▶ [Stated task]: Copy all of the material below exactly.

▶ [Raw records]:
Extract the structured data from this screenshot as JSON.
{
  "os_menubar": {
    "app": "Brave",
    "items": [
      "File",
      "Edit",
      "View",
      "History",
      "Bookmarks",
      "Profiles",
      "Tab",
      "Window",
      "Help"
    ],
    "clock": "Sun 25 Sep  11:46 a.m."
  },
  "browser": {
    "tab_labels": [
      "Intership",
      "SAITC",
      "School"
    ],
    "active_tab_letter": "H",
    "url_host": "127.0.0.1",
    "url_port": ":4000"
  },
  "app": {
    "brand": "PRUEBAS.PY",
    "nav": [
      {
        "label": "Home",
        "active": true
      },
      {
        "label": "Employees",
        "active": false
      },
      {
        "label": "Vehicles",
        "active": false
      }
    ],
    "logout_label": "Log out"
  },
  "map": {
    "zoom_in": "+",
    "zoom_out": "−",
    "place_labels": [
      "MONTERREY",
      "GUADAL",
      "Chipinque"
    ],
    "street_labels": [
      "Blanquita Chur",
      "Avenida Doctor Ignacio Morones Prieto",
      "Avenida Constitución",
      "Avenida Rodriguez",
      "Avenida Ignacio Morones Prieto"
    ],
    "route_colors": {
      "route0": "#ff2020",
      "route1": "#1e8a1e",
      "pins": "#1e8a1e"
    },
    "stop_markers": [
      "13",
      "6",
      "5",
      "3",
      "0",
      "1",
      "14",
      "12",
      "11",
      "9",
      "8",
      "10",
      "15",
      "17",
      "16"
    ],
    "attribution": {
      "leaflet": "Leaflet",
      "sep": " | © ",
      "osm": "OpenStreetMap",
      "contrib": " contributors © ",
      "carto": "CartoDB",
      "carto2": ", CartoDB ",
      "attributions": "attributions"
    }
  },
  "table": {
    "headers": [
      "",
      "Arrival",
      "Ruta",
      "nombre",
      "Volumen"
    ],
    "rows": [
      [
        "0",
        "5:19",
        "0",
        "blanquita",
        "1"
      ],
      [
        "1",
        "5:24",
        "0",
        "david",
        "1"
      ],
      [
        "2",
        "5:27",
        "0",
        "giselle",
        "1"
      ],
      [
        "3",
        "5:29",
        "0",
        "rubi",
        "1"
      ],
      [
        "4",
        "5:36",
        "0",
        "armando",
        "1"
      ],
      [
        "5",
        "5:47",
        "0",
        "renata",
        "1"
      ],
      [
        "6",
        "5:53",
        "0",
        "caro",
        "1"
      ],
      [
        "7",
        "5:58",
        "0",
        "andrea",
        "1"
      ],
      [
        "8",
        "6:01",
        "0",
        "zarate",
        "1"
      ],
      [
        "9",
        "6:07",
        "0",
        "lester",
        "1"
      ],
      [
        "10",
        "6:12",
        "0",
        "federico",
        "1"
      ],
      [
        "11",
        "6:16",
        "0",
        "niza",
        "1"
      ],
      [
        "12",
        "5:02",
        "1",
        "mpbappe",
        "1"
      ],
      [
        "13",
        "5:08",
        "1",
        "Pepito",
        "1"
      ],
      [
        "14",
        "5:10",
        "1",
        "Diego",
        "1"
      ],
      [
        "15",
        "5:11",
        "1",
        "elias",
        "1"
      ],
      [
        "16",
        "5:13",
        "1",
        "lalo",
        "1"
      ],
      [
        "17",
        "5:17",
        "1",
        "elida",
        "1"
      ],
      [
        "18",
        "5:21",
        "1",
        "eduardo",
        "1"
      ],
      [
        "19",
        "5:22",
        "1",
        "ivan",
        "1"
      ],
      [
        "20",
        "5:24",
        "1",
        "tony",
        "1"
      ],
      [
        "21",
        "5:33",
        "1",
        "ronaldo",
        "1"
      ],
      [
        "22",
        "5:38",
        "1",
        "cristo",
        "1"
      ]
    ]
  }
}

▶ [Response for this exercise]:
Extract the structured data from this screenshot as JSON.
{
  "os_menubar": {
    "app": "Brave",
    "items": [
      "File",
      "Edit",
      "View",
      "History",
      "Bookmarks",
      "Profiles",
      "Tab",
      "Window",
      "Help"
    ],
    "clock": "Sun 25 Sep  11:46 a.m."
  },
  "browser": {
    "tab_labels": [
      "Intership",
      "SAITC",
      "School"
    ],
    "active_tab_letter": "H",
    "url_host": "127.0.0.1",
    "url_port": ":4000"
  },
  "app": {
    "brand": "PRUEBAS.PY",
    "nav": [
      {
        "label": "Home",
        "active": true
      },
      {
        "label": "Employees",
        "active": false
      },
      {
        "label": "Vehicles",
        "active": false
      }
    ],
    "logout_label": "Log out"
  },
  "map": {
    "zoom_in": "+",
    "zoom_out": "−",
    "place_labels": [
      "MONTERREY",
      "GUADAL",
      "Chipinque"
    ],
    "street_labels": [
      "Blanquita Chur",
      "Avenida Doctor Ignacio Morones Prieto",
      "Avenida Constitución",
      "Avenida Rodriguez",
      "Avenida Ignacio Morones Prieto"
    ],
    "route_colors": {
      "route0": "#ff2020",
      "route1": "#1e8a1e",
      "pins": "#1e8a1e"
    },
    "stop_markers": [
      "13",
      "6",
      "5",
      "3",
      "0",
      "1",
      "14",
      "12",
      "11",
      "9",
      "8",
      "10",
      "15",
      "17",
      "16"
    ],
    "attribution": {
      "leaflet": "Leaflet",
      "sep": " | © ",
      "osm": "OpenStreetMap",
      "contrib": " contributors © ",
      "carto": "CartoDB",
      "carto2": ", CartoDB ",
      "attributions": "attributions"
    }
  },
  "table": {
    "headers": [
      "",
      "Arrival",
      "Ruta",
      "nombre",
      "Volumen"
    ],
    "rows": [
      [
        "0",
        "5:19",
        "0",
        "blanquita",
        "1"
      ],
      [
        "1",
        "5:24",
        "0",
        "david",
        "1"
      ],
      [
        "2",
        "5:27",
        "0",
        "giselle",
        "1"
      ],
      [
        "3",
        "5:29",
        "0",
        "rubi",
        "1"
      ],
      [
        "4",
        "5:36",
        "0",
        "armando",
        "1"
      ],
      [
        "5",
        "5:47",
        "0",
        "renata",
        "1"
      ],
      [
        "6",
        "5:53",
        "0",
        "caro",
        "1"
      ],
      [
        "7",
        "5:58",
        "0",
        "andrea",
        "1"
      ],
      [
        "8",
        "6:01",
        "0",
        "zarate",
        "1"
      ],
      [
        "9",
        "6:07",
        "0",
        "lester",
        "1"
      ],
      [
        "10",
        "6:12",
        "0",
        "federico",
        "1"
      ],
      [
        "11",
        "6:16",
        "0",
        "niza",
        "1"
      ],
      [
        "12",
        "5:02",
        "1",
        "mpbappe",
        "1"
      ],
      [
        "13",
        "5:08",
        "1",
        "Pepito",
        "1"
      ],
      [
        "14",
        "5:10",
        "1",
        "Diego",
        "1"
      ],
      [
        "15",
        "5:11",
        "1",
        "elias",
        "1"
      ],
      [
        "16",
        "5:13",
        "1",
        "lalo",
        "1"
      ],
      [
        "17",
        "5:17",
        "1",
        "elida",
        "1"
      ],
      [
        "18",
        "5:21",
        "1",
        "eduardo",
        "1"
      ],
      [
        "19",
        "5:22",
        "1",
        "ivan",
        "1"
      ],
      [
        "20",
        "5:24",
        "1",
        "tony",
        "1"
      ],
      [
        "21",
        "5:33",
        "1",
        "ronaldo",
        "1"
      ],
      [
        "22",
        "5:38",
        "1",
        "cristo",
        "1"
      ]
    ]
  }
}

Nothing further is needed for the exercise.